WHAT YOU NEED TO DO => Pull out every line with the word "매매계약을" from the entries below.

-- Start of EXERCISE MATERIAL --

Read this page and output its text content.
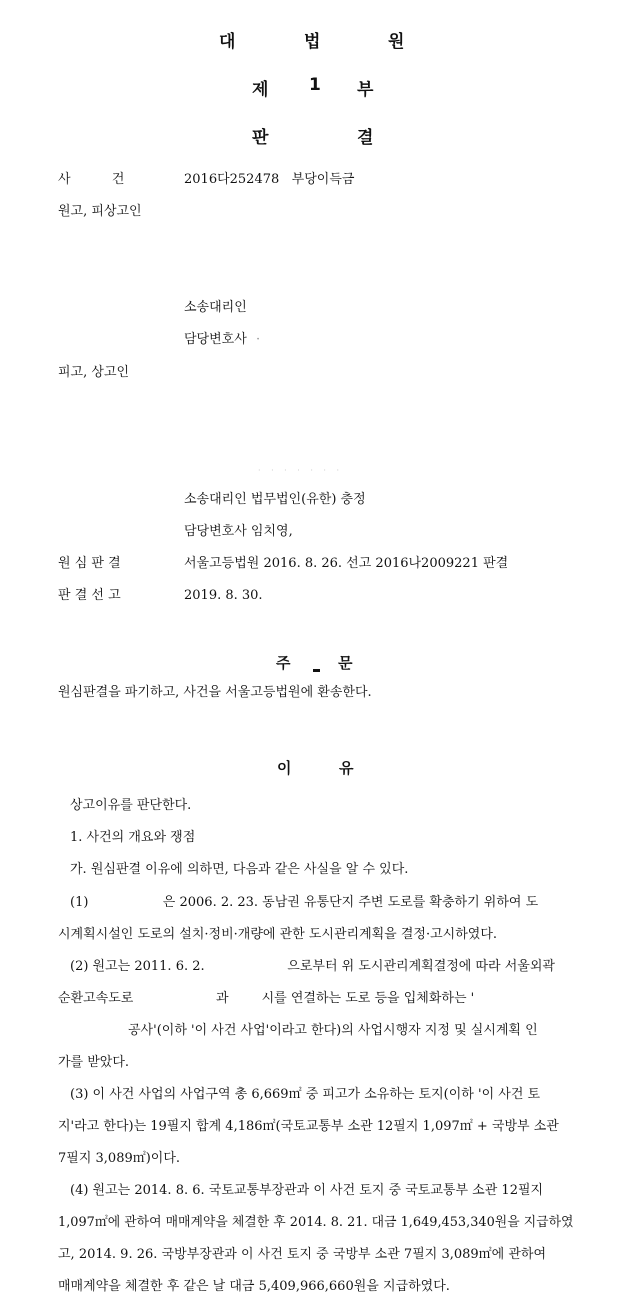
대	법	원
제 1 부
판	결
사          건	2016다252478   부당이득금
원고, 피상고인
소송대리인
담당변호사 ·
피고, 상고인
· · · · · · ·
소송대리인 법무법인(유한) 충정
담당변호사 임치영,
원 심 판 결	서울고등법원 2016. 8. 26. 선고 2016나2009221 판결
판 결 선 고	2019. 8. 30.
주	문
원심판결을 파기하고, 사건을 서울고등법원에 환송한다.
이	유
상고이유를 판단한다.
1. 사건의 개요와 쟁점
가. 원심판결 이유에 의하면, 다음과 같은 사실을 알 수 있다.
(1)                  은 2006. 2. 23. 동남권 유통단지 주변 도로를 확충하기 위하여 도
시계획시설인 도로의 설치·정비·개량에 관한 도시관리계획을 결정·고시하였다.
(2) 원고는 2011. 6. 2.                    으로부터 위 도시관리계획결정에 따라 서울외곽
순환고속도로                    과        시를 연결하는 도로 등을 입체화하는 '
공사'(이하 '이 사건 사업'이라고 한다)의 사업시행자 지정 및 실시계획 인
가를 받았다.
(3) 이 사건 사업의 사업구역 총 6,669㎡ 중 피고가 소유하는 토지(이하 '이 사건 토
지'라고 한다)는 19필지 합계 4,186㎡(국토교통부 소관 12필지 1,097㎡ + 국방부 소관
7필지 3,089㎡)이다.
(4) 원고는 2014. 8. 6. 국토교통부장관과 이 사건 토지 중 국토교통부 소관 12필지
1,097㎡에 관하여 매매계약을 체결한 후 2014. 8. 21. 대금 1,649,453,340원을 지급하였
고, 2014. 9. 26. 국방부장관과 이 사건 토지 중 국방부 소관 7필지 3,089㎡에 관하여
매매계약을 체결한 후 같은 날 대금 5,409,966,660원을 지급하였다.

-- End of EXERCISE MATERIAL --

RESULT BELOW =>
1,097㎡에 관하여 매매계약을 체결한 후 2014. 8. 21. 대금 1,649,453,340원을 지급하였
매매계약을 체결한 후 같은 날 대금 5,409,966,660원을 지급하였다.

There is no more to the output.